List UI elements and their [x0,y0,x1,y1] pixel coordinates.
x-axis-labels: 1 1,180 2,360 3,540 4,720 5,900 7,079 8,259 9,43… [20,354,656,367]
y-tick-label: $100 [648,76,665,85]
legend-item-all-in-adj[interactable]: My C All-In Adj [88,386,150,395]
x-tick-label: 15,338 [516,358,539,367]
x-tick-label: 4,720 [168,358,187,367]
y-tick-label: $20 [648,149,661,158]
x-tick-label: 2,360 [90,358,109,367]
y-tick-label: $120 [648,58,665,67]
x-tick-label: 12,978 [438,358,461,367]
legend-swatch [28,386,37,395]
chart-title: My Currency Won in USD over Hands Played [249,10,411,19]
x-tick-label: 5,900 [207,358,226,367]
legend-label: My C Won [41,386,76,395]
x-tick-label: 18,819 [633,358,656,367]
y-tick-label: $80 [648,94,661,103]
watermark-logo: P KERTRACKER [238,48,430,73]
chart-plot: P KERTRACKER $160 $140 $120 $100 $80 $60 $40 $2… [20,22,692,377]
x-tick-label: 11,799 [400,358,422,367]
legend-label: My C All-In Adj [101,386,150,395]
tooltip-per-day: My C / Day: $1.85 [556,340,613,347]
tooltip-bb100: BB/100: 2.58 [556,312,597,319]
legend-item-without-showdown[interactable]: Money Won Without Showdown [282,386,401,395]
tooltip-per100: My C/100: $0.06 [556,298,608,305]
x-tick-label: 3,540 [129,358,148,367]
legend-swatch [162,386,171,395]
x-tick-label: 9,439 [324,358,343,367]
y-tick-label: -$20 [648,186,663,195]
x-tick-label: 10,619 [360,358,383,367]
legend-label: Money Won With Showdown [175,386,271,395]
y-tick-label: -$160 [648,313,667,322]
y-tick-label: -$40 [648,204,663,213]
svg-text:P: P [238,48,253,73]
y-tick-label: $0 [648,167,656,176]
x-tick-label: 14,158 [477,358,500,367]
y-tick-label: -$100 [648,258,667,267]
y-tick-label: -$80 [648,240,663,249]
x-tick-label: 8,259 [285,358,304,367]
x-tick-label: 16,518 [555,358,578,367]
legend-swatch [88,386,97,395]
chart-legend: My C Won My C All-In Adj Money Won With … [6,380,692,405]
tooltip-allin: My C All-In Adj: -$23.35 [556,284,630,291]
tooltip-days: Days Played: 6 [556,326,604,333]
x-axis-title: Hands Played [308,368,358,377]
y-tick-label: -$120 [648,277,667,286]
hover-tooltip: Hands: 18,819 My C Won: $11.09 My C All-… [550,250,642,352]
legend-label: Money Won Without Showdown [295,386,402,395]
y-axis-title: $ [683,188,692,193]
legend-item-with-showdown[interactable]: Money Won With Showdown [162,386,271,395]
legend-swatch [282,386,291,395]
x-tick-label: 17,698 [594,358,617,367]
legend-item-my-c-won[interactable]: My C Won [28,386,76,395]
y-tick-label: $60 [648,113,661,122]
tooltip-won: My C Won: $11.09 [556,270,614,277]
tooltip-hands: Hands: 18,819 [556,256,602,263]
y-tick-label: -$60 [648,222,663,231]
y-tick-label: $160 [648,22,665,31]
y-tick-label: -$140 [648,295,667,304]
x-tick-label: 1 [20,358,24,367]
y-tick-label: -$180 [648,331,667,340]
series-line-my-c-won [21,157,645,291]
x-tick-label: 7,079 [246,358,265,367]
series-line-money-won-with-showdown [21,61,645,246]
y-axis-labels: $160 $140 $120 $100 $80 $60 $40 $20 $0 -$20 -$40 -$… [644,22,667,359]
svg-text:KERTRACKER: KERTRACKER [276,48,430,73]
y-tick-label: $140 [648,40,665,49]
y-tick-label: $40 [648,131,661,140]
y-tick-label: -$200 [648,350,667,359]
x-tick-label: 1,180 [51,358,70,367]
○ ○ ○ ○ ○
## TASK BRIEF
Reproduce the records above line for line, without changing anything.

## CORRECT RESPONSE
List UI elements and their [x0,y0,x1,y1] pixel coordinates.
x-axis-labels: 1 1,180 2,360 3,540 4,720 5,900 7,079 8,259 9,43… [20,354,656,367]
y-tick-label: $100 [648,76,665,85]
legend-item-all-in-adj[interactable]: My C All-In Adj [88,386,150,395]
x-tick-label: 15,338 [516,358,539,367]
x-tick-label: 4,720 [168,358,187,367]
y-tick-label: $20 [648,149,661,158]
x-tick-label: 2,360 [90,358,109,367]
y-tick-label: $120 [648,58,665,67]
x-tick-label: 12,978 [438,358,461,367]
legend-swatch [28,386,37,395]
chart-title: My Currency Won in USD over Hands Played [249,10,411,19]
x-tick-label: 5,900 [207,358,226,367]
legend-label: My C Won [41,386,76,395]
x-tick-label: 18,819 [633,358,656,367]
y-tick-label: $80 [648,94,661,103]
watermark-logo: P KERTRACKER [238,48,430,73]
chart-plot: P KERTRACKER $160 $140 $120 $100 $80 $60 $40 $2… [20,22,692,377]
x-tick-label: 11,799 [400,358,422,367]
legend-label: My C All-In Adj [101,386,150,395]
tooltip-per-day: My C / Day: $1.85 [556,340,613,347]
tooltip-bb100: BB/100: 2.58 [556,312,597,319]
legend-item-without-showdown[interactable]: Money Won Without Showdown [282,386,401,395]
tooltip-per100: My C/100: $0.06 [556,298,608,305]
x-tick-label: 3,540 [129,358,148,367]
legend-swatch [162,386,171,395]
x-tick-label: 9,439 [324,358,343,367]
y-tick-label: -$20 [648,186,663,195]
x-tick-label: 10,619 [360,358,383,367]
legend-label: Money Won With Showdown [175,386,271,395]
y-tick-label: -$160 [648,313,667,322]
y-tick-label: -$40 [648,204,663,213]
svg-text:P: P [238,48,253,73]
y-tick-label: $0 [648,167,656,176]
x-tick-label: 14,158 [477,358,500,367]
y-tick-label: -$100 [648,258,667,267]
y-tick-label: -$80 [648,240,663,249]
x-tick-label: 8,259 [285,358,304,367]
x-tick-label: 16,518 [555,358,578,367]
legend-swatch [88,386,97,395]
chart-legend: My C Won My C All-In Adj Money Won With … [6,380,692,405]
tooltip-allin: My C All-In Adj: -$23.35 [556,284,630,291]
tooltip-days: Days Played: 6 [556,326,604,333]
x-axis-title: Hands Played [308,368,358,377]
y-tick-label: -$120 [648,277,667,286]
hover-tooltip: Hands: 18,819 My C Won: $11.09 My C All-… [550,250,642,352]
legend-label: Money Won Without Showdown [295,386,402,395]
y-axis-title: $ [683,188,692,193]
legend-item-with-showdown[interactable]: Money Won With Showdown [162,386,271,395]
legend-swatch [282,386,291,395]
x-tick-label: 17,698 [594,358,617,367]
legend-item-my-c-won[interactable]: My C Won [28,386,76,395]
y-tick-label: $60 [648,113,661,122]
tooltip-won: My C Won: $11.09 [556,270,614,277]
tooltip-hands: Hands: 18,819 [556,256,602,263]
y-tick-label: -$60 [648,222,663,231]
y-tick-label: $160 [648,22,665,31]
y-tick-label: -$140 [648,295,667,304]
x-tick-label: 1 [20,358,24,367]
y-tick-label: -$180 [648,331,667,340]
series-line-my-c-won [21,157,645,291]
x-tick-label: 7,079 [246,358,265,367]
series-line-money-won-with-showdown [21,61,645,246]
y-axis-labels: $160 $140 $120 $100 $80 $60 $40 $20 $0 -$20 -$40 -$… [644,22,667,359]
svg-text:KERTRACKER: KERTRACKER [276,48,430,73]
y-tick-label: $140 [648,40,665,49]
y-tick-label: $40 [648,131,661,140]
y-tick-label: -$200 [648,350,667,359]
x-tick-label: 1,180 [51,358,70,367]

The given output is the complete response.